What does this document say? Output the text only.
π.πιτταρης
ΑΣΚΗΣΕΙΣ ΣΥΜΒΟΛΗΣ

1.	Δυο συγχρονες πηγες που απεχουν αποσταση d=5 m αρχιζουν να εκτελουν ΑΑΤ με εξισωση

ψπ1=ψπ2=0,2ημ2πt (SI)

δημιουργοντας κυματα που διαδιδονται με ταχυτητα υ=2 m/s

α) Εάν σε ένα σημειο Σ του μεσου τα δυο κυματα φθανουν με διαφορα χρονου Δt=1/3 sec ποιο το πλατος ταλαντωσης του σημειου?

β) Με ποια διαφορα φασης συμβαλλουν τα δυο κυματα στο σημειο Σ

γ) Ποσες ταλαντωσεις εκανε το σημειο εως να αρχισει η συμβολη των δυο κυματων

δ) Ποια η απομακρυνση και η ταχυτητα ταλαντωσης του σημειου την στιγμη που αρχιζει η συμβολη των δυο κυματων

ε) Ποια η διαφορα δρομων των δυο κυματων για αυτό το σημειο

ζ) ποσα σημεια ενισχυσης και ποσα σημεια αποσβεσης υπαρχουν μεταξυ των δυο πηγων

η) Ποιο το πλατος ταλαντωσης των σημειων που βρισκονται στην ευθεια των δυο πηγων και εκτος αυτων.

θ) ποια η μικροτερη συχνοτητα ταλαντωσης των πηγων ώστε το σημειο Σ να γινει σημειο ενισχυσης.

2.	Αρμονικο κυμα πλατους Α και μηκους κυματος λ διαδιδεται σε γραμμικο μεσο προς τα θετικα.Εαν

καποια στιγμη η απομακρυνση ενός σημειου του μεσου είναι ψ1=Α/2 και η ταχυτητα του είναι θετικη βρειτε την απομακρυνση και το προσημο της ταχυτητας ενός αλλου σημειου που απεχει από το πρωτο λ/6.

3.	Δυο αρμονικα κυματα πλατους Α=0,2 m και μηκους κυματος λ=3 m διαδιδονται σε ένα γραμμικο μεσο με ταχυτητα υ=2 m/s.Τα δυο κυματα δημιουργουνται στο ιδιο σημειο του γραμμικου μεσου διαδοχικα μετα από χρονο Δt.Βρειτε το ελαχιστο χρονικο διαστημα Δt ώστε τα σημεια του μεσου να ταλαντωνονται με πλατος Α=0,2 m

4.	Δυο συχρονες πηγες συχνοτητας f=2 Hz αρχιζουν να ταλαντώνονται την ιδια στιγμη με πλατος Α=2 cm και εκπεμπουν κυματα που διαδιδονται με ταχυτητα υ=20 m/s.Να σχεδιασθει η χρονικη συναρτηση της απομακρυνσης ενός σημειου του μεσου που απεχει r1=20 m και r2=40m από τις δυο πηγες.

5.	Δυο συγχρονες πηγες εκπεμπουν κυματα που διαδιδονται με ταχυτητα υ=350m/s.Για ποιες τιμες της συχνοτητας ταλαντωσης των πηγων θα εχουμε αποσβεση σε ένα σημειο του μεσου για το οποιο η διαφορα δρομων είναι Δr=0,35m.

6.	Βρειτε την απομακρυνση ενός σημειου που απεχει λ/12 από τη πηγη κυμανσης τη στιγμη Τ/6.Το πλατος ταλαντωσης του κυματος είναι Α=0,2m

> [WHAT IS BEING ASKED] Gather and return every line that holds the string "ταλαντωσης".

> [EXERCISE RESPONSE]
α) Εάν σε ένα σημειο Σ του μεσου τα δυο κυματα φθανουν με διαφορα χρονου Δt=1/3 sec ποιο το πλατος ταλαντωσης του σημειου?
δ) Ποια η απομακρυνση και η ταχυτητα ταλαντωσης του σημειου την στιγμη που αρχιζει η συμβολη των δυο κυματων
η) Ποιο το πλατος ταλαντωσης των σημειων που βρισκονται στην ευθεια των δυο πηγων και εκτος αυτων.
θ) ποια η μικροτερη συχνοτητα ταλαντωσης των πηγων ώστε το σημειο Σ να γινει σημειο ενισχυσης.
5.	Δυο συγχρονες πηγες εκπεμπουν κυματα που διαδιδονται με ταχυτητα υ=350m/s.Για ποιες τιμες της συχνοτητας ταλαντωσης των πηγων θα εχουμε αποσβεση σε ένα σημειο του μεσου για το οποιο η διαφορα δρομων είναι Δr=0,35m.
6.	Βρειτε την απομακρυνση ενός σημειου που απεχει λ/12 από τη πηγη κυμανσης τη στιγμη Τ/6.Το πλατος ταλαντωσης του κυματος είναι Α=0,2m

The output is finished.